-------- Records for the task --------
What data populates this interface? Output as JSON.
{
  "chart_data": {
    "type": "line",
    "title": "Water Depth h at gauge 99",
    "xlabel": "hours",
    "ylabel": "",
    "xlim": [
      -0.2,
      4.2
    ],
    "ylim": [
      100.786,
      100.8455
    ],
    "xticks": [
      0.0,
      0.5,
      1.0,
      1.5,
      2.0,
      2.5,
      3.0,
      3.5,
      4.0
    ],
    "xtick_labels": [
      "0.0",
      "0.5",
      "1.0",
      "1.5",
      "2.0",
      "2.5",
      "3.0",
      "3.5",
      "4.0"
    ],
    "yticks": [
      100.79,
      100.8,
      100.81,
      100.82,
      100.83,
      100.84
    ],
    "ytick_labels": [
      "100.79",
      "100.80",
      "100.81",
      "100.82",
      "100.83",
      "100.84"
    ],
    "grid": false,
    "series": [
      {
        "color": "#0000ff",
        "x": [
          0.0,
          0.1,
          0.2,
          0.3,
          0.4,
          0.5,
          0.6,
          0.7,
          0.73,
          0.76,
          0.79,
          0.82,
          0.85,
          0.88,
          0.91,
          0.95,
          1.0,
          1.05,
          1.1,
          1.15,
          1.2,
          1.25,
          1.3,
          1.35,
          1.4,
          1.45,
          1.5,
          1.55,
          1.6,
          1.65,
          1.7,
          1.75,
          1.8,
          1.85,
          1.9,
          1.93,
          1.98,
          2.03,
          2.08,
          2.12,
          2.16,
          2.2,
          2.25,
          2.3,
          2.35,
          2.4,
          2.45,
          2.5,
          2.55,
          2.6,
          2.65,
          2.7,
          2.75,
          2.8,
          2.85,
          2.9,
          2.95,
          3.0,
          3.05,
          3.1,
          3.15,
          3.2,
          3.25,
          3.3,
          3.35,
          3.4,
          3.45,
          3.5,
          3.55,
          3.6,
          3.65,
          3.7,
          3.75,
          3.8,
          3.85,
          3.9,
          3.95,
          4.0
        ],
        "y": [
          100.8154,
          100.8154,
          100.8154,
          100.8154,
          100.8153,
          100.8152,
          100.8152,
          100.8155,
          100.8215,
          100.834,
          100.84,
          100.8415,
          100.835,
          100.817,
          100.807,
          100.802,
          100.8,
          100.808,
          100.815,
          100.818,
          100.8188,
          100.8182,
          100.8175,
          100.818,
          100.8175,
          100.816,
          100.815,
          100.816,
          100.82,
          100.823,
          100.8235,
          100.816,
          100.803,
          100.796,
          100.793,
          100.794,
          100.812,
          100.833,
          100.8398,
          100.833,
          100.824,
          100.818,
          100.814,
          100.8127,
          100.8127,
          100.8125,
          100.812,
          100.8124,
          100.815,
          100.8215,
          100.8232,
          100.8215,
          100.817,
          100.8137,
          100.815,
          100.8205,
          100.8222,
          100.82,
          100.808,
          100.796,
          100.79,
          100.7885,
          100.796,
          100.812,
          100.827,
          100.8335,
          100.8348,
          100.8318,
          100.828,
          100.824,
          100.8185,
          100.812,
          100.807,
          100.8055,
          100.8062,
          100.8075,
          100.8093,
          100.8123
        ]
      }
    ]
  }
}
--------
## Task instructions
Return all of the data word for word.

## Exercise answer
What data populates this interface? Output as JSON.
{
  "chart_data": {
    "type": "line",
    "title": "Water Depth h at gauge 99",
    "xlabel": "hours",
    "ylabel": "",
    "xlim": [
      -0.2,
      4.2
    ],
    "ylim": [
      100.786,
      100.8455
    ],
    "xticks": [
      0.0,
      0.5,
      1.0,
      1.5,
      2.0,
      2.5,
      3.0,
      3.5,
      4.0
    ],
    "xtick_labels": [
      "0.0",
      "0.5",
      "1.0",
      "1.5",
      "2.0",
      "2.5",
      "3.0",
      "3.5",
      "4.0"
    ],
    "yticks": [
      100.79,
      100.8,
      100.81,
      100.82,
      100.83,
      100.84
    ],
    "ytick_labels": [
      "100.79",
      "100.80",
      "100.81",
      "100.82",
      "100.83",
      "100.84"
    ],
    "grid": false,
    "series": [
      {
        "color": "#0000ff",
        "x": [
          0.0,
          0.1,
          0.2,
          0.3,
          0.4,
          0.5,
          0.6,
          0.7,
          0.73,
          0.76,
          0.79,
          0.82,
          0.85,
          0.88,
          0.91,
          0.95,
          1.0,
          1.05,
          1.1,
          1.15,
          1.2,
          1.25,
          1.3,
          1.35,
          1.4,
          1.45,
          1.5,
          1.55,
          1.6,
          1.65,
          1.7,
          1.75,
          1.8,
          1.85,
          1.9,
          1.93,
          1.98,
          2.03,
          2.08,
          2.12,
          2.16,
          2.2,
          2.25,
          2.3,
          2.35,
          2.4,
          2.45,
          2.5,
          2.55,
          2.6,
          2.65,
          2.7,
          2.75,
          2.8,
          2.85,
          2.9,
          2.95,
          3.0,
          3.05,
          3.1,
          3.15,
          3.2,
          3.25,
          3.3,
          3.35,
          3.4,
          3.45,
          3.5,
          3.55,
          3.6,
          3.65,
          3.7,
          3.75,
          3.8,
          3.85,
          3.9,
          3.95,
          4.0
        ],
        "y": [
          100.8154,
          100.8154,
          100.8154,
          100.8154,
          100.8153,
          100.8152,
          100.8152,
          100.8155,
          100.8215,
          100.834,
          100.84,
          100.8415,
          100.835,
          100.817,
          100.807,
          100.802,
          100.8,
          100.808,
          100.815,
          100.818,
          100.8188,
          100.8182,
          100.8175,
          100.818,
          100.8175,
          100.816,
          100.815,
          100.816,
          100.82,
          100.823,
          100.8235,
          100.816,
          100.803,
          100.796,
          100.793,
          100.794,
          100.812,
          100.833,
          100.8398,
          100.833,
          100.824,
          100.818,
          100.814,
          100.8127,
          100.8127,
          100.8125,
          100.812,
          100.8124,
          100.815,
          100.8215,
          100.8232,
          100.8215,
          100.817,
          100.8137,
          100.815,
          100.8205,
          100.8222,
          100.82,
          100.808,
          100.796,
          100.79,
          100.7885,
          100.796,
          100.812,
          100.827,
          100.8335,
          100.8348,
          100.8318,
          100.828,
          100.824,
          100.8185,
          100.812,
          100.807,
          100.8055,
          100.8062,
          100.8075,
          100.8093,
          100.8123
        ]
      }
    ]
  }
}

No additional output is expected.